All material below is to be reproduced exactly.

• **Records from a dataset**:
§ §

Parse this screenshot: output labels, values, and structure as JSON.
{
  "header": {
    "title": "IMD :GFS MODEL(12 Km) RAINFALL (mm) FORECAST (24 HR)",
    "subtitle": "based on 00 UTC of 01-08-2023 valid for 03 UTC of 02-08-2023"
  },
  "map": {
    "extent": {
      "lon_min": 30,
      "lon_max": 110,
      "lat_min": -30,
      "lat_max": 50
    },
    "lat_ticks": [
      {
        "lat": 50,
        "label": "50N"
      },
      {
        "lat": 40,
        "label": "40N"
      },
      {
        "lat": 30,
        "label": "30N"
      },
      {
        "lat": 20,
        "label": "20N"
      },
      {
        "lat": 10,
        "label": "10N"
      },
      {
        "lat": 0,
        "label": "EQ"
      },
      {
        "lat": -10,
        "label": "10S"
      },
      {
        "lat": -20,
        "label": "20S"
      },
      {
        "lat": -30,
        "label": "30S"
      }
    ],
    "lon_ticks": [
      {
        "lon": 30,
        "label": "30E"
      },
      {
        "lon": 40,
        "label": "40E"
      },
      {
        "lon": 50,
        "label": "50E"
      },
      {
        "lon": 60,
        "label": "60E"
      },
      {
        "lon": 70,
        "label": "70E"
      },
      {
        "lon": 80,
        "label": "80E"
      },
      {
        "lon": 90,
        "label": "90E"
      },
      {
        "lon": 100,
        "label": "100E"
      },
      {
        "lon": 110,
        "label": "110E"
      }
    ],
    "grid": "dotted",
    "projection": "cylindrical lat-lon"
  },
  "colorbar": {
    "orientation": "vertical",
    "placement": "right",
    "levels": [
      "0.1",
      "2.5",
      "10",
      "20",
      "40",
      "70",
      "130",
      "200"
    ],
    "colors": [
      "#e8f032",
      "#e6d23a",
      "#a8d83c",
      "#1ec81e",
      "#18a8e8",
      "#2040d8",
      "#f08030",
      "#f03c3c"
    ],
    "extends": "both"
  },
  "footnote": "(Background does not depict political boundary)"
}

§ §

• **Task answer**:
Parse this screenshot: output labels, values, and structure as JSON.
{
  "header": {
    "title": "IMD :GFS MODEL(12 Km) RAINFALL (mm) FORECAST (24 HR)",
    "subtitle": "based on 00 UTC of 01-08-2023 valid for 03 UTC of 02-08-2023"
  },
  "map": {
    "extent": {
      "lon_min": 30,
      "lon_max": 110,
      "lat_min": -30,
      "lat_max": 50
    },
    "lat_ticks": [
      {
        "lat": 50,
        "label": "50N"
      },
      {
        "lat": 40,
        "label": "40N"
      },
      {
        "lat": 30,
        "label": "30N"
      },
      {
        "lat": 20,
        "label": "20N"
      },
      {
        "lat": 10,
        "label": "10N"
      },
      {
        "lat": 0,
        "label": "EQ"
      },
      {
        "lat": -10,
        "label": "10S"
      },
      {
        "lat": -20,
        "label": "20S"
      },
      {
        "lat": -30,
        "label": "30S"
      }
    ],
    "lon_ticks": [
      {
        "lon": 30,
        "label": "30E"
      },
      {
        "lon": 40,
        "label": "40E"
      },
      {
        "lon": 50,
        "label": "50E"
      },
      {
        "lon": 60,
        "label": "60E"
      },
      {
        "lon": 70,
        "label": "70E"
      },
      {
        "lon": 80,
        "label": "80E"
      },
      {
        "lon": 90,
        "label": "90E"
      },
      {
        "lon": 100,
        "label": "100E"
      },
      {
        "lon": 110,
        "label": "110E"
      }
    ],
    "grid": "dotted",
    "projection": "cylindrical lat-lon"
  },
  "colorbar": {
    "orientation": "vertical",
    "placement": "right",
    "levels": [
      "0.1",
      "2.5",
      "10",
      "20",
      "40",
      "70",
      "130",
      "200"
    ],
    "colors": [
      "#e8f032",
      "#e6d23a",
      "#a8d83c",
      "#1ec81e",
      "#18a8e8",
      "#2040d8",
      "#f08030",
      "#f03c3c"
    ],
    "extends": "both"
  },
  "footnote": "(Background does not depict political boundary)"
}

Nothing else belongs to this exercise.